— EXTRAIT —
»»
Unity, mil neuf cent dix-huit : La mort aux trousses
Scène

Unity, mil neuf cent dix-huit : La mort aux trousses

Maintenant sur les planches du Théâtre Denise-Pelletier, les jeunes âmes de Unity reviennent nous parler de la première guerre dans une mise en scène de Claude Poissant.

Saskatchewan, 1918; année mettant un point d’orgue à cette interminable guerre. Pourtant, dans le petit village de Unity, les jeunes filles hésitent encore entre la terreur de la grippe espagnole et l’exaltation de voir descendre du train les soldats. Par la voix de Béatrice (Jenny Ann Walker), nous suivons jour après jour une infime partie de l’Histoire à travers l’espoir déçu. Histoire de l’humanité peut-être. Car la mort gagne toujours au jeu de l’immortalité.

Béatrice, Sissi, Mary et Michael arpentent avec la naïveté de la jeunesse ce village qui se décime peu à peu. Entre les chariots de cadavres et les croix qui s’accumulent, ceux-ci s’amusent des singularités de leur époque, s’inquiètent peut-être. Mais la mort semble si incompatible avec la vie. Jusqu’à ce que Béatrice découvre qu’elle ne porte aucune flamme en elle. Elle sera témoin du récit de l’enivrement amoureux chez un soldat condamné par la maladie. Elle embrassera alors le jeune homme agonisant.
««
— CONSIGNE —
Pouvez-vous recopier à l'identique le passage de la critique sur la pièce Unity qui va de « Maintenant sur les » jusqu'à « de Claude Poissant. » inclus ?

— DONNÉES ÉTUDIÉES —
»»
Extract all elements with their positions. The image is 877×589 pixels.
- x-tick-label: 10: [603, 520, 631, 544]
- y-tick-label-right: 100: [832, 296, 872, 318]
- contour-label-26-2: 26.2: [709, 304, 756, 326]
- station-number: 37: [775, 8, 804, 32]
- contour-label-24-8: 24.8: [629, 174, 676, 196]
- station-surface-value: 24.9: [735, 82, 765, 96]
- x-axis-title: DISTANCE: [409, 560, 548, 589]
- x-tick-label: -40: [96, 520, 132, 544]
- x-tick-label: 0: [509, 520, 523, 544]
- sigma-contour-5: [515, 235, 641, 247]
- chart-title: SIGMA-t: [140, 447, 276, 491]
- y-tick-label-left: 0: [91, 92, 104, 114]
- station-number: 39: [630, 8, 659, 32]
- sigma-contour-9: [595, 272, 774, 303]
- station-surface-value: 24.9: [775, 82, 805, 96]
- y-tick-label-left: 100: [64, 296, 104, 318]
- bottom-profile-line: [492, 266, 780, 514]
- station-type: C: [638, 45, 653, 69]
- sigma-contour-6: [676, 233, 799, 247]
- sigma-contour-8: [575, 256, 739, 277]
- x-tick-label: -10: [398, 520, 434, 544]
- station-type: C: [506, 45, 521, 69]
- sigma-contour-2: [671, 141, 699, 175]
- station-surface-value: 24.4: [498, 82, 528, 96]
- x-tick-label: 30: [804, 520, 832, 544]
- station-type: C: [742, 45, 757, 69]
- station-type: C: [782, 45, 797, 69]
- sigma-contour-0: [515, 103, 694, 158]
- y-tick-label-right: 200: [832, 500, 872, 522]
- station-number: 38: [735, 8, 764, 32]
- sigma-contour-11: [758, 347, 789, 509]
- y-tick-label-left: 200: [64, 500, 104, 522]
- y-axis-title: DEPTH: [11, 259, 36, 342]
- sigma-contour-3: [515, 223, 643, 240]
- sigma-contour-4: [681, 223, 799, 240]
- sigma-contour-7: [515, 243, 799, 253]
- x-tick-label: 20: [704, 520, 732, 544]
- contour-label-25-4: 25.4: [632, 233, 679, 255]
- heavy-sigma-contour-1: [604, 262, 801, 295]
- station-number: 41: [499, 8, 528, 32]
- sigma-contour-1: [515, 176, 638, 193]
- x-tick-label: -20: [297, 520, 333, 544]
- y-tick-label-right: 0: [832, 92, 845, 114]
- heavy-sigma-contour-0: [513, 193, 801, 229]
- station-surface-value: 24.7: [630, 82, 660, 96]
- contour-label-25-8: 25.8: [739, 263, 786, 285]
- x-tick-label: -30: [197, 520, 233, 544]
««
— SOLUTION PROPOSÉE —
Maintenant sur les planches du Théâtre Denise-Pelletier, les jeunes âmes de Unity reviennent nous parler de la première guerre dans une mise en scène de Claude Poissant.